Request >> Track down the lines that contain "color" and copy them.

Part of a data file
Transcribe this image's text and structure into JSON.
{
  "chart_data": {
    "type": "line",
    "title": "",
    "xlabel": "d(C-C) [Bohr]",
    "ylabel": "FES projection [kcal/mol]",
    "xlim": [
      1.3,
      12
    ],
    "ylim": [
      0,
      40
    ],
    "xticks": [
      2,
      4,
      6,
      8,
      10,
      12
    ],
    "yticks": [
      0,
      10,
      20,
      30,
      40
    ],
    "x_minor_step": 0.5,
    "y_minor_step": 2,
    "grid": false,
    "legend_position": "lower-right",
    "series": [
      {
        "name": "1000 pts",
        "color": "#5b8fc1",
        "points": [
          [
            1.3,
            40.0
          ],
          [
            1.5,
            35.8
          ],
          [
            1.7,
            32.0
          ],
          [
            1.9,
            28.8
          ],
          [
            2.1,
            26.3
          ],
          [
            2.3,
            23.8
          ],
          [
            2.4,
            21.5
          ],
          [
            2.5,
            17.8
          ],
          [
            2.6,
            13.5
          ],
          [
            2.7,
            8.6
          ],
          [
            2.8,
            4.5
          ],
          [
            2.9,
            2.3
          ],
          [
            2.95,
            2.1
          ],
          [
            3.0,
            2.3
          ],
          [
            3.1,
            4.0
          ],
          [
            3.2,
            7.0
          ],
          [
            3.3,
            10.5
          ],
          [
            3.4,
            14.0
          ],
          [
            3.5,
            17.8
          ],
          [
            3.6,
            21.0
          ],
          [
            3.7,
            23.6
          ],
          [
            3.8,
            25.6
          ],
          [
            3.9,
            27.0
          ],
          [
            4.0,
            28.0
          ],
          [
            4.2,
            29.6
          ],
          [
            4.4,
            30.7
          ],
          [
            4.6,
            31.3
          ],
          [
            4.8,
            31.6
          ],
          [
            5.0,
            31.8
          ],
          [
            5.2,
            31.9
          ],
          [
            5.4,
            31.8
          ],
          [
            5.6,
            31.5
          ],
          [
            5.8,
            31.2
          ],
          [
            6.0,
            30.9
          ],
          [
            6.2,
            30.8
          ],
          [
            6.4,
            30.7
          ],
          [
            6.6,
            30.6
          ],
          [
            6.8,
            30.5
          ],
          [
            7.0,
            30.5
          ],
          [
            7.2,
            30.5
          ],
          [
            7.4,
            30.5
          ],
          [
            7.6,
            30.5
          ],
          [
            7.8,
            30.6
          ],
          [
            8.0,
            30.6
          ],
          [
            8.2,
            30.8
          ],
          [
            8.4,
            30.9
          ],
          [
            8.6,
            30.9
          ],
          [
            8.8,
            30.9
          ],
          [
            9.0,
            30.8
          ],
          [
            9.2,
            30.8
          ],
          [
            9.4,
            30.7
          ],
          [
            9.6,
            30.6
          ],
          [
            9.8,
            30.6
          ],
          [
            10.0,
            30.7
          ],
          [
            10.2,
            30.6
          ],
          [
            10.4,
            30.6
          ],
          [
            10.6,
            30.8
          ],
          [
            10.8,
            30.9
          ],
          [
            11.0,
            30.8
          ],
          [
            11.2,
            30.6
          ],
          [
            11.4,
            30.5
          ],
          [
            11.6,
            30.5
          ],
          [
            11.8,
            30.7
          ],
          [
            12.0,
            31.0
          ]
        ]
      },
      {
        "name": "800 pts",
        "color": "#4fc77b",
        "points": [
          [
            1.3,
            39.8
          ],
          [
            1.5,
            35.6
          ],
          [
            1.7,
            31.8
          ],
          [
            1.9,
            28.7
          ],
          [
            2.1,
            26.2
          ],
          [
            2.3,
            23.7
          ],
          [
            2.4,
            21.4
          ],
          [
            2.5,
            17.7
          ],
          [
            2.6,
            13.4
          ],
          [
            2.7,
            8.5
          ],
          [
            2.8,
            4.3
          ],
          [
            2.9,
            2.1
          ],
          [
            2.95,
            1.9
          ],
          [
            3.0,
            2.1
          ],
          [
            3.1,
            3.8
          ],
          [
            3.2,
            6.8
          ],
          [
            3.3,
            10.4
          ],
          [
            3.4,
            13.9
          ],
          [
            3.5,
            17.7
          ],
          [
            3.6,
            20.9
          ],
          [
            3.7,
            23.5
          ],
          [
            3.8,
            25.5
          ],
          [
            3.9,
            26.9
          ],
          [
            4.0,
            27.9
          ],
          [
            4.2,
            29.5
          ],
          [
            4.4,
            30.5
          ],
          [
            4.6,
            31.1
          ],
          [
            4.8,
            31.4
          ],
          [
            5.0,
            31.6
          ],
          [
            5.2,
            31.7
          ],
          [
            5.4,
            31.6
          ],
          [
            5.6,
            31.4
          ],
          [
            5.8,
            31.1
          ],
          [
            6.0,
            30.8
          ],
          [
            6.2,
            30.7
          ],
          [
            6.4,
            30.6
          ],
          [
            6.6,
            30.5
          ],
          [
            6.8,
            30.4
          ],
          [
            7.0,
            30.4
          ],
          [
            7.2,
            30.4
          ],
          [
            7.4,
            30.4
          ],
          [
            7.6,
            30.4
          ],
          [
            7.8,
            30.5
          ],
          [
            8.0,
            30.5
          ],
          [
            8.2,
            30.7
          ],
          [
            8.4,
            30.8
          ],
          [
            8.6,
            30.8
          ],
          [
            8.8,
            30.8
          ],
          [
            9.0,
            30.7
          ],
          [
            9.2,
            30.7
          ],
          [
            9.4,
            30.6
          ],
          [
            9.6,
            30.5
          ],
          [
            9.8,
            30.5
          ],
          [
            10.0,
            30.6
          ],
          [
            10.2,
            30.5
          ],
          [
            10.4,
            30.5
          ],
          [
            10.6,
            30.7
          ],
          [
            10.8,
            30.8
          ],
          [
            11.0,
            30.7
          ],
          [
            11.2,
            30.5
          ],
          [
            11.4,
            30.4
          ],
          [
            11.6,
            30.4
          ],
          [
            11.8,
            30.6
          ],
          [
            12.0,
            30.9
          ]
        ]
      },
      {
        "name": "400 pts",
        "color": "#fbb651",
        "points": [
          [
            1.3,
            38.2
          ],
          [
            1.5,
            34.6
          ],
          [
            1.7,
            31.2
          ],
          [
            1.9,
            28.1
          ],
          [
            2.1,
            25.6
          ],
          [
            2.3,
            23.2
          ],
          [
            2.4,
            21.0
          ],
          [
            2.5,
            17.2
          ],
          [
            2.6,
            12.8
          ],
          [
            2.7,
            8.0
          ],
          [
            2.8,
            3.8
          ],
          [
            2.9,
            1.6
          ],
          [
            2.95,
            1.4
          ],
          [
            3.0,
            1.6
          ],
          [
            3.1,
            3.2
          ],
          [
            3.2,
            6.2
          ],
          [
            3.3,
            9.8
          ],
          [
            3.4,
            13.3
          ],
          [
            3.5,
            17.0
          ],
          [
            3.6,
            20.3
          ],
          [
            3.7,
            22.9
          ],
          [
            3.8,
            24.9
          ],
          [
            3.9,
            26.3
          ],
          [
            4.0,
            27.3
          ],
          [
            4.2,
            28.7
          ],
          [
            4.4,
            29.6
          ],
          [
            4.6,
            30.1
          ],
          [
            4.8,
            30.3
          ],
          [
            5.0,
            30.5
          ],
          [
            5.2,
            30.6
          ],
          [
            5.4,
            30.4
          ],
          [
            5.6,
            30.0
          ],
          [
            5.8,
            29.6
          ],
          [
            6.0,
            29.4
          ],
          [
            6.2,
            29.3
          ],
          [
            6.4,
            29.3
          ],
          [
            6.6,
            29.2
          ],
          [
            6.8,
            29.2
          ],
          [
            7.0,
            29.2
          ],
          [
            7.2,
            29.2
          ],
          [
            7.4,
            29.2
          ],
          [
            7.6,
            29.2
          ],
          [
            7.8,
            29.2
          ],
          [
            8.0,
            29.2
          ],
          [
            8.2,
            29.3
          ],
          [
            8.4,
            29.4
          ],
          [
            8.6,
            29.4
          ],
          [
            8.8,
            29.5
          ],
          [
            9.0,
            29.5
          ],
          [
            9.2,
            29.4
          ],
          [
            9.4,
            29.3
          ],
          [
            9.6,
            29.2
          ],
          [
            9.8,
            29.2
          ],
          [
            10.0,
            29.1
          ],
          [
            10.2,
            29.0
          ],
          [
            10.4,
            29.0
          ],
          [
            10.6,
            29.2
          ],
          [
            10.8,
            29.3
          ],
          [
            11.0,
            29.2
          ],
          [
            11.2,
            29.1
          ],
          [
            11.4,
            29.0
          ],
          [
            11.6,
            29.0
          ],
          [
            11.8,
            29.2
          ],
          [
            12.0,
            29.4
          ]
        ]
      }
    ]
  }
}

Expected output >>
        "color": "#5b8fc1",
        "color": "#4fc77b",
        "color": "#fbb651",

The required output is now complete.